## Data supplied
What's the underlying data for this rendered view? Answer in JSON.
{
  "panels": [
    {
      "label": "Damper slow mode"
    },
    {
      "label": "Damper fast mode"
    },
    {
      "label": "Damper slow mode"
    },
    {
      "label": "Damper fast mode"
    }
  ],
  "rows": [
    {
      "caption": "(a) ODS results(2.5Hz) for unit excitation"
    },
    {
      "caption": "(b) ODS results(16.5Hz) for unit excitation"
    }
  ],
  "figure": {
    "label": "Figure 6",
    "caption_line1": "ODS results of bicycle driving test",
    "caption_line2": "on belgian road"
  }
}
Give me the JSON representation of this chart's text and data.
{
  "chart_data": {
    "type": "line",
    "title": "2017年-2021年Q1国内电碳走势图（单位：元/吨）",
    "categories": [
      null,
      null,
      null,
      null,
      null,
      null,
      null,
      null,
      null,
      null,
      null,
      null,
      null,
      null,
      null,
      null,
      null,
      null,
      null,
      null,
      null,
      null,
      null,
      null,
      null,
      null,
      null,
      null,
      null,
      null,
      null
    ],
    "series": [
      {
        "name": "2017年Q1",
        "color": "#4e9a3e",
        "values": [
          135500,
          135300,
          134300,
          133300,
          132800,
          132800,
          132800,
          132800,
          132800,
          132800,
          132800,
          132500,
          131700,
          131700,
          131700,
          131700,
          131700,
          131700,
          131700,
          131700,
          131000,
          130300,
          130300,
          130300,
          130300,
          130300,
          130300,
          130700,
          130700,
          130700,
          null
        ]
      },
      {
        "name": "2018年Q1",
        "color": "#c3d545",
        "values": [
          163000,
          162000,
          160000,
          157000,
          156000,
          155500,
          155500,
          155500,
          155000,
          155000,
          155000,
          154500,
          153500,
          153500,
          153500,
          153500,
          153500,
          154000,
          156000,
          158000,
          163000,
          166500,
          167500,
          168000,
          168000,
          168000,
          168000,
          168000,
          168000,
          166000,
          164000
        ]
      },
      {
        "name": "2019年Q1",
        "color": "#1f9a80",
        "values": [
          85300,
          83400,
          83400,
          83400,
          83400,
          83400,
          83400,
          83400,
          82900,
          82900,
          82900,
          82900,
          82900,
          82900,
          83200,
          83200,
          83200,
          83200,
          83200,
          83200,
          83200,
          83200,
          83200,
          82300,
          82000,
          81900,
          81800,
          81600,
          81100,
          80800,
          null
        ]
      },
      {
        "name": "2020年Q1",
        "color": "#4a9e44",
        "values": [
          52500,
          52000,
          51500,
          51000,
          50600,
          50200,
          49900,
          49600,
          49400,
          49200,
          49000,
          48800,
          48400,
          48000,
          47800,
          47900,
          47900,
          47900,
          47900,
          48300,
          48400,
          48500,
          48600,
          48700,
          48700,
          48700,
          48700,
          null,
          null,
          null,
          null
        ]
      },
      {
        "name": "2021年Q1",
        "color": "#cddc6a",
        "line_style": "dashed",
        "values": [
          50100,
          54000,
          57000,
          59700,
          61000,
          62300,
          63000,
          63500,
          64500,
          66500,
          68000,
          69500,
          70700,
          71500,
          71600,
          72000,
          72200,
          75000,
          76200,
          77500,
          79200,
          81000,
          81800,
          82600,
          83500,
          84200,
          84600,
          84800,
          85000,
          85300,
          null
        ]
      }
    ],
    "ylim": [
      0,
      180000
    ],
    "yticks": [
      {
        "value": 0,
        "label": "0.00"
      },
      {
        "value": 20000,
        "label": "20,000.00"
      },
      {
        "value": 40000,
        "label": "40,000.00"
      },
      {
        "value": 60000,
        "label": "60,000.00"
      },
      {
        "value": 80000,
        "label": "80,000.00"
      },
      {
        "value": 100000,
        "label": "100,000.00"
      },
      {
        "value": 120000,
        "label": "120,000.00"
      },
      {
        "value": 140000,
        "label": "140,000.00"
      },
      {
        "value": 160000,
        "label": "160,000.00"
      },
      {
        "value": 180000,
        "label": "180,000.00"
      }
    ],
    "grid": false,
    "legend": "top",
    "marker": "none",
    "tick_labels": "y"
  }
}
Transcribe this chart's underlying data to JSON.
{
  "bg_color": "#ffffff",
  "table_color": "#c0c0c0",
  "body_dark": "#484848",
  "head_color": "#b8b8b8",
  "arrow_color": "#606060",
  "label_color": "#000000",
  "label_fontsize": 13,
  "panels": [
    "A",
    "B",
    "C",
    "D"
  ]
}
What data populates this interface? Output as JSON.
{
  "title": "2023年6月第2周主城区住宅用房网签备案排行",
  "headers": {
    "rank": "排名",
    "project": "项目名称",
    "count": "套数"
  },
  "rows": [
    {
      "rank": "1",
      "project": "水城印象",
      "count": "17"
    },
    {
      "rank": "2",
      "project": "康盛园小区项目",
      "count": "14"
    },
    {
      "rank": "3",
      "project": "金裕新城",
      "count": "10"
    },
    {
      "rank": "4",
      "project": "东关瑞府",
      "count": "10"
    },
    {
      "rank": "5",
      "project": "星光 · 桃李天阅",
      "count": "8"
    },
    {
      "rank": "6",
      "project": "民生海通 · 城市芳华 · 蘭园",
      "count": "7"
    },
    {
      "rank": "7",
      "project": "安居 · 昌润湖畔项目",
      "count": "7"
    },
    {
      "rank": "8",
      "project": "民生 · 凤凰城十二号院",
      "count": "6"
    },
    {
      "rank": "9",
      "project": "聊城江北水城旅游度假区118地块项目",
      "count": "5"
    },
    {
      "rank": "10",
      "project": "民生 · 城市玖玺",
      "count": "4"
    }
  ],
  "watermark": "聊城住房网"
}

## Objective
Work out how many lines in the records above contain the word "unit", and give only that number.

## Completed exercise
2